What is asked: Copy every line of the items below word for word, leaving out the pictures.

Input rows:

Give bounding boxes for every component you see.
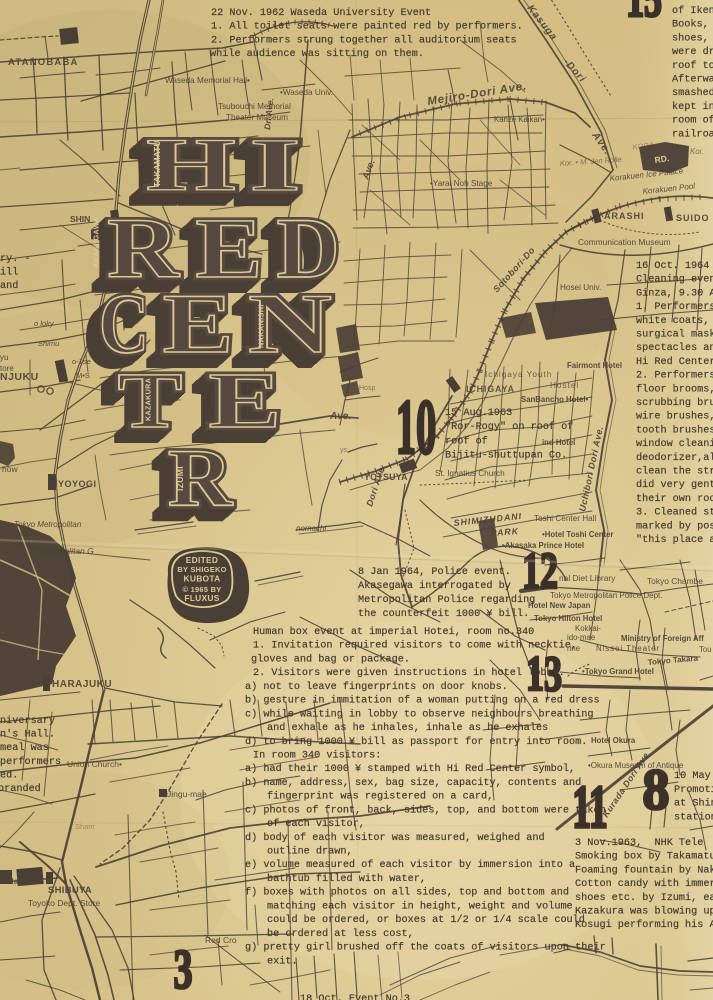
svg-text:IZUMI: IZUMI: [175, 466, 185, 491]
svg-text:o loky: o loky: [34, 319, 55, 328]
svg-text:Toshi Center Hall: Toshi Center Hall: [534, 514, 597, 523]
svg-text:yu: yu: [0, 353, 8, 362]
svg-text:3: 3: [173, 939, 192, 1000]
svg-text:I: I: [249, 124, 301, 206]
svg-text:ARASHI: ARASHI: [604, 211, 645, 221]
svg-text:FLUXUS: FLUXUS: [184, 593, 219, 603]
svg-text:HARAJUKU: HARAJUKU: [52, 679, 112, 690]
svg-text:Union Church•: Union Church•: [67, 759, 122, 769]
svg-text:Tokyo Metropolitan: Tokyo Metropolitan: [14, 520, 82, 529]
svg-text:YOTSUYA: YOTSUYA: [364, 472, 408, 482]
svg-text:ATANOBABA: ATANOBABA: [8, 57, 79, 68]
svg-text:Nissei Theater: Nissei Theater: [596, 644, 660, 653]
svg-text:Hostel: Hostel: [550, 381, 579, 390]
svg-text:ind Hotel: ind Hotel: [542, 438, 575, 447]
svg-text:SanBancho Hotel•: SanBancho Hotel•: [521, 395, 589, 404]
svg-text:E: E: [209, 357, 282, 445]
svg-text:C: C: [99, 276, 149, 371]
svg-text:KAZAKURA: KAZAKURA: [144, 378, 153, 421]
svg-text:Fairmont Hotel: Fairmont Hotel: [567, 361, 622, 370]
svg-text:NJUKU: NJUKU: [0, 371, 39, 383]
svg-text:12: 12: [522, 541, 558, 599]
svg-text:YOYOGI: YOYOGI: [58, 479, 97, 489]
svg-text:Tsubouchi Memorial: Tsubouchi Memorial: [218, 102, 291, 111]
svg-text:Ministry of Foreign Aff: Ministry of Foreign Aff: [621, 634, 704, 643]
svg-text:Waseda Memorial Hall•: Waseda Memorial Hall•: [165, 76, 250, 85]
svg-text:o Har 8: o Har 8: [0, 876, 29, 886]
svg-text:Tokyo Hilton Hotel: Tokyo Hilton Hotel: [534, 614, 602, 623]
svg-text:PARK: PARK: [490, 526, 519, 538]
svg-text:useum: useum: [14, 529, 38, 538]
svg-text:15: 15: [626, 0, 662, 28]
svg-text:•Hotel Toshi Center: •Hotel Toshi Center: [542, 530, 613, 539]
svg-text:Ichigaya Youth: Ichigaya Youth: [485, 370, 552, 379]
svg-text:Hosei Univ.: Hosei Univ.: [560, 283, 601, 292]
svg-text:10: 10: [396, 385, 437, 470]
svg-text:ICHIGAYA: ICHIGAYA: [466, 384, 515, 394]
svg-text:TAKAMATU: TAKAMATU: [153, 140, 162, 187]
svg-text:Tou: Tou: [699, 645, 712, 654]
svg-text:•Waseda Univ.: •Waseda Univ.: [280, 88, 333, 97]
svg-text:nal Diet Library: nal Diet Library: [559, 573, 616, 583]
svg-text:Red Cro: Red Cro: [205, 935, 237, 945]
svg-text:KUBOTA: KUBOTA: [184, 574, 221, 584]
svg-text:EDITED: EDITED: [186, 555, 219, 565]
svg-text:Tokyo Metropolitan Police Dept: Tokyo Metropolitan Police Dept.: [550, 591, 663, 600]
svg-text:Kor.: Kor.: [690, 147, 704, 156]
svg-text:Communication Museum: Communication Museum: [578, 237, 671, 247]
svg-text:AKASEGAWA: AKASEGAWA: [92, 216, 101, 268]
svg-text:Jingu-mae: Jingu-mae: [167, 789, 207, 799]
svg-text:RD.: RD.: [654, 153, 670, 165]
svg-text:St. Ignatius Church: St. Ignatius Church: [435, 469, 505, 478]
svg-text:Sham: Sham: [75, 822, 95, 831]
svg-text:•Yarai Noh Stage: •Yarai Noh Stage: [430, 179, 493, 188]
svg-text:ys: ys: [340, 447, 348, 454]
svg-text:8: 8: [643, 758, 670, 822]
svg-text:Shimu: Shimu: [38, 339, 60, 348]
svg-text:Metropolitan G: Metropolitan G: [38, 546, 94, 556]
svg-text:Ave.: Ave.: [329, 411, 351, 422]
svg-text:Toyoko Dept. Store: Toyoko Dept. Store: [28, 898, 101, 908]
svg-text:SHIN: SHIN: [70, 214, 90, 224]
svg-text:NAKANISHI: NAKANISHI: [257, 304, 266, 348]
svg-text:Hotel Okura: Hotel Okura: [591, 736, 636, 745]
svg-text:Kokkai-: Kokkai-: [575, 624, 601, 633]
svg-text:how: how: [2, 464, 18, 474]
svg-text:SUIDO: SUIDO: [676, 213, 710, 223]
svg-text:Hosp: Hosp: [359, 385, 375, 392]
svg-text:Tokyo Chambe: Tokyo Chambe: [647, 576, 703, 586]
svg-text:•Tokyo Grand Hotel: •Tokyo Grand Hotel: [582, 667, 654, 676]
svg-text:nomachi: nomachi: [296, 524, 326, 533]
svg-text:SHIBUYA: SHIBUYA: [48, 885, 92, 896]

Task output:
Give bounding boxes for every component you see.
svg-text:IZUMI: IZUMI: [175, 466, 185, 491]
svg-text:o loky: o loky: [34, 319, 55, 328]
svg-text:Toshi Center Hall: Toshi Center Hall: [534, 514, 597, 523]
svg-text:yu: yu: [0, 353, 8, 362]
svg-text:3: 3: [173, 939, 192, 1000]
svg-text:I: I: [249, 124, 301, 206]
svg-text:ARASHI: ARASHI: [604, 211, 645, 221]
svg-text:FLUXUS: FLUXUS: [184, 593, 219, 603]
svg-text:HARAJUKU: HARAJUKU: [52, 679, 112, 690]
svg-text:Union Church•: Union Church•: [67, 759, 122, 769]
svg-text:Tokyo Metropolitan: Tokyo Metropolitan: [14, 520, 82, 529]
svg-text:YOTSUYA: YOTSUYA: [364, 472, 408, 482]
svg-text:ATANOBABA: ATANOBABA: [8, 57, 79, 68]
svg-text:Nissei Theater: Nissei Theater: [596, 644, 660, 653]
svg-text:Hostel: Hostel: [550, 381, 579, 390]
svg-text:ind Hotel: ind Hotel: [542, 438, 575, 447]
svg-text:SanBancho Hotel•: SanBancho Hotel•: [521, 395, 589, 404]
svg-text:E: E: [209, 357, 282, 445]
svg-text:C: C: [99, 276, 149, 371]
svg-text:KAZAKURA: KAZAKURA: [144, 378, 153, 421]
svg-text:Fairmont Hotel: Fairmont Hotel: [567, 361, 622, 370]
svg-text:NJUKU: NJUKU: [0, 371, 39, 383]
svg-text:12: 12: [522, 541, 558, 599]
svg-text:YOYOGI: YOYOGI: [58, 479, 97, 489]
svg-text:Tsubouchi Memorial: Tsubouchi Memorial: [218, 102, 291, 111]
svg-text:Ministry of Foreign Aff: Ministry of Foreign Aff: [621, 634, 704, 643]
svg-text:Waseda Memorial Hall•: Waseda Memorial Hall•: [165, 76, 250, 85]
svg-text:o Har 8: o Har 8: [0, 876, 29, 886]
svg-text:Tokyo Hilton Hotel: Tokyo Hilton Hotel: [534, 614, 602, 623]
svg-text:PARK: PARK: [490, 526, 519, 538]
svg-text:useum: useum: [14, 529, 38, 538]
svg-text:15: 15: [626, 0, 662, 28]
svg-text:•Hotel Toshi Center: •Hotel Toshi Center: [542, 530, 613, 539]
svg-text:Ichigaya Youth: Ichigaya Youth: [485, 370, 552, 379]
svg-text:Hosei Univ.: Hosei Univ.: [560, 283, 601, 292]
svg-text:10: 10: [396, 385, 437, 470]
svg-text:ICHIGAYA: ICHIGAYA: [466, 384, 515, 394]
svg-text:TAKAMATU: TAKAMATU: [153, 140, 162, 187]
svg-text:Tou: Tou: [699, 645, 712, 654]
svg-text:•Waseda Univ.: •Waseda Univ.: [280, 88, 333, 97]
svg-text:nal Diet Library: nal Diet Library: [559, 573, 616, 583]
svg-text:Red Cro: Red Cro: [205, 935, 237, 945]
svg-text:KUBOTA: KUBOTA: [184, 574, 221, 584]
svg-text:EDITED: EDITED: [186, 555, 219, 565]
svg-text:Tokyo Metropolitan Police Dept: Tokyo Metropolitan Police Dept.: [550, 591, 663, 600]
svg-text:Kor.: Kor.: [690, 147, 704, 156]
svg-text:Communication Museum: Communication Museum: [578, 237, 671, 247]
svg-text:AKASEGAWA: AKASEGAWA: [92, 216, 101, 268]
svg-text:Jingu-mae: Jingu-mae: [167, 789, 207, 799]
svg-text:RD.: RD.: [654, 153, 670, 165]
svg-text:St. Ignatius Church: St. Ignatius Church: [435, 469, 505, 478]
svg-text:Sham: Sham: [75, 822, 95, 831]
svg-text:•Yarai Noh Stage: •Yarai Noh Stage: [430, 179, 493, 188]
svg-text:ys: ys: [340, 447, 348, 454]
svg-text:8: 8: [643, 758, 670, 822]
svg-text:Shimu: Shimu: [38, 339, 60, 348]
svg-text:Metropolitan G: Metropolitan G: [38, 546, 94, 556]
svg-text:Ave.: Ave.: [329, 411, 351, 422]
svg-text:Toyoko Dept. Store: Toyoko Dept. Store: [28, 898, 101, 908]
svg-text:SHIN: SHIN: [70, 214, 90, 224]
svg-text:NAKANISHI: NAKANISHI: [257, 304, 266, 348]
svg-text:Hotel Okura: Hotel Okura: [591, 736, 636, 745]
svg-text:Kokkai-: Kokkai-: [575, 624, 601, 633]
svg-text:how: how: [2, 464, 18, 474]
svg-text:SUIDO: SUIDO: [676, 213, 710, 223]
svg-text:Hosp: Hosp: [359, 385, 375, 392]
svg-text:Tokyo Chambe: Tokyo Chambe: [647, 576, 703, 586]
svg-text:•Tokyo Grand Hotel: •Tokyo Grand Hotel: [582, 667, 654, 676]
svg-text:nomachi: nomachi: [296, 524, 326, 533]
svg-text:SHIBUYA: SHIBUYA: [48, 885, 92, 896]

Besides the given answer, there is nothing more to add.